What you should do: Return a copy of every line in the records that includes the word "Applicant".

Stored rows:

---

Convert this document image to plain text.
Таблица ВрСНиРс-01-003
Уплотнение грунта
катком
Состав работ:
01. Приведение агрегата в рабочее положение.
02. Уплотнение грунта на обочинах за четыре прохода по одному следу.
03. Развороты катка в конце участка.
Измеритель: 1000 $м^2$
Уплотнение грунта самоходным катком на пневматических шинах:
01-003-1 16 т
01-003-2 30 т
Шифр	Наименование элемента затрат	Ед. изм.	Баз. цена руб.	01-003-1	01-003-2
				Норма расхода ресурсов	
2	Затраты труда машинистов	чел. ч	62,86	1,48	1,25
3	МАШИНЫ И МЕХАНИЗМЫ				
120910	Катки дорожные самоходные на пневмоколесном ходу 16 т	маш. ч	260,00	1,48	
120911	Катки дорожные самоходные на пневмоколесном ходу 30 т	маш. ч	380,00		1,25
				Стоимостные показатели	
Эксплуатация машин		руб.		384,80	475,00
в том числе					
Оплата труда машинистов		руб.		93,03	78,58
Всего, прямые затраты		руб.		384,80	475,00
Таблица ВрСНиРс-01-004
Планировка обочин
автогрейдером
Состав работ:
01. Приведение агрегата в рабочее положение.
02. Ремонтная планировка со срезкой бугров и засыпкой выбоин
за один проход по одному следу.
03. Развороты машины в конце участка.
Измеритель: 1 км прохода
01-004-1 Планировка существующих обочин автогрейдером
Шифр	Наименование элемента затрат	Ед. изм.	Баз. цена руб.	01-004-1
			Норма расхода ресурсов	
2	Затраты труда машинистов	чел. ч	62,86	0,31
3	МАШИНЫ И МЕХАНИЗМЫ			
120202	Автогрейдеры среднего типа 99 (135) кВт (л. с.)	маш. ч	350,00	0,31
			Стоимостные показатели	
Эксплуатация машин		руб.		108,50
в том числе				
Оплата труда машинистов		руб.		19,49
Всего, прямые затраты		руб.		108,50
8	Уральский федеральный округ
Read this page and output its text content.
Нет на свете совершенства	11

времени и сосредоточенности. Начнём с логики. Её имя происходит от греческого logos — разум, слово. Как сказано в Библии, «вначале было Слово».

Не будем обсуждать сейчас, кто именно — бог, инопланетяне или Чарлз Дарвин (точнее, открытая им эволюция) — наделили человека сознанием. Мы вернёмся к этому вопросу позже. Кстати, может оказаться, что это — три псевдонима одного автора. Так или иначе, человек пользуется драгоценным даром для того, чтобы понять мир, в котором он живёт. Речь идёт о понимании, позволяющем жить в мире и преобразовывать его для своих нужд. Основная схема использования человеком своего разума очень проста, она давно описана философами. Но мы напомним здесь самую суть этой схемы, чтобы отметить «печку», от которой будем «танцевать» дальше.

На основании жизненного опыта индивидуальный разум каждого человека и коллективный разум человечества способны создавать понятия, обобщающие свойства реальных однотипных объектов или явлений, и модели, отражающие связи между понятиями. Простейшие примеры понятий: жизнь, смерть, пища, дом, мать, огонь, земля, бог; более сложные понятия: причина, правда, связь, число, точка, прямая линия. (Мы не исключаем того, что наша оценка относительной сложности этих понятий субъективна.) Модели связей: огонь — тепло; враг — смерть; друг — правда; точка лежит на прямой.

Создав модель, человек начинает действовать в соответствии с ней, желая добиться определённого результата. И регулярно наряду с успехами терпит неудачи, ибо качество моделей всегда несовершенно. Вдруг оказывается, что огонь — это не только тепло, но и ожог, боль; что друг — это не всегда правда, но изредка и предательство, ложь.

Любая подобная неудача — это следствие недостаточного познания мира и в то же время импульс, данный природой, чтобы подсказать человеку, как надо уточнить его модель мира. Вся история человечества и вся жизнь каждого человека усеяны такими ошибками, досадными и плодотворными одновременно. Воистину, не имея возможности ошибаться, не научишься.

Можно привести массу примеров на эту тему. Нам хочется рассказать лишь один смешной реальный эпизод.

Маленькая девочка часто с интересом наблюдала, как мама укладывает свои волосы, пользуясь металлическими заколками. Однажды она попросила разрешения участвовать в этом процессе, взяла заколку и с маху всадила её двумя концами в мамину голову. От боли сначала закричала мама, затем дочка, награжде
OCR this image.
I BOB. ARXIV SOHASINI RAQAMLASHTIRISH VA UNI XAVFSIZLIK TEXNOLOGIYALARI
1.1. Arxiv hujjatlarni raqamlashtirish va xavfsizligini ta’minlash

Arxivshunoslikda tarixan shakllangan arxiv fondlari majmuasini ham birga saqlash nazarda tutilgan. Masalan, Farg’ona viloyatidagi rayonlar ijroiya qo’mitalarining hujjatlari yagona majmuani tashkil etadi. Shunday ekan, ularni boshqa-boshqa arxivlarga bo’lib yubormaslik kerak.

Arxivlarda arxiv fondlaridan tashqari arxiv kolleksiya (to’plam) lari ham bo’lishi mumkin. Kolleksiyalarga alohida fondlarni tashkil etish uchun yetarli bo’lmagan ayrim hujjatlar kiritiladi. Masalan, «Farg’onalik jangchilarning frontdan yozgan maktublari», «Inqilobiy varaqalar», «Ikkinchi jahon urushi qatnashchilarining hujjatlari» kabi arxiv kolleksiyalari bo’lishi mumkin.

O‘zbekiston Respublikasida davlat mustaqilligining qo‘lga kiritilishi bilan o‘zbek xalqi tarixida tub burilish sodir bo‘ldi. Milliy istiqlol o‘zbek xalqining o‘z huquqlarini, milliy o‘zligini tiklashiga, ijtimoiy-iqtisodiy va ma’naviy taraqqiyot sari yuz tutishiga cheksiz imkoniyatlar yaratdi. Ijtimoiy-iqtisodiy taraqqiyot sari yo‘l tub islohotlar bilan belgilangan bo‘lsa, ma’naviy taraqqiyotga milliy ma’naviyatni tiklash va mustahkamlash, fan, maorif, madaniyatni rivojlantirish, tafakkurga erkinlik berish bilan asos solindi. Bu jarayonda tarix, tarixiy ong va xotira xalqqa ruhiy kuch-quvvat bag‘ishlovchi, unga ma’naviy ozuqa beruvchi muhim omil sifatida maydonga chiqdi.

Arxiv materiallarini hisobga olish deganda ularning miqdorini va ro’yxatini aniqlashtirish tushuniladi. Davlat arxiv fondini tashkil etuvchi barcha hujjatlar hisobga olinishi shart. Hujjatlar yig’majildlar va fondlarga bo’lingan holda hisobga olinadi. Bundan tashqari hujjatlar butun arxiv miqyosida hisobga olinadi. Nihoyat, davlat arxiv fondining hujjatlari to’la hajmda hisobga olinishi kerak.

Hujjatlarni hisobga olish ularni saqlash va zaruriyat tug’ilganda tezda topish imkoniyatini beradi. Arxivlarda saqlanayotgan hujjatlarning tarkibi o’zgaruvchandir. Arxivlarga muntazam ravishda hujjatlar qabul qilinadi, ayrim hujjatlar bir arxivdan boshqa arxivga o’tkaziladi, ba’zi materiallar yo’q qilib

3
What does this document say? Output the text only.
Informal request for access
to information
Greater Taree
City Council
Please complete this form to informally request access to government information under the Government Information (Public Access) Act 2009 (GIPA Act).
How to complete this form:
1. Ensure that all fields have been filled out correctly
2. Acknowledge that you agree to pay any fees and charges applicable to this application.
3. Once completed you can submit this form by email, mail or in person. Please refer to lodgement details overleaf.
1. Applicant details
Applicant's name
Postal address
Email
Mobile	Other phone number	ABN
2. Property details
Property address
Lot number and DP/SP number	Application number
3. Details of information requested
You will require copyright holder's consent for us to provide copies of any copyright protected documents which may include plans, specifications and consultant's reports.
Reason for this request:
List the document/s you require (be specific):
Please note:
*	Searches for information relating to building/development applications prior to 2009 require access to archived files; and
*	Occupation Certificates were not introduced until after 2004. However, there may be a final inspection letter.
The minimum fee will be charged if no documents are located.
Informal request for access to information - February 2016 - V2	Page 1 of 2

---

Written response:
1. Applicant details
Applicant's name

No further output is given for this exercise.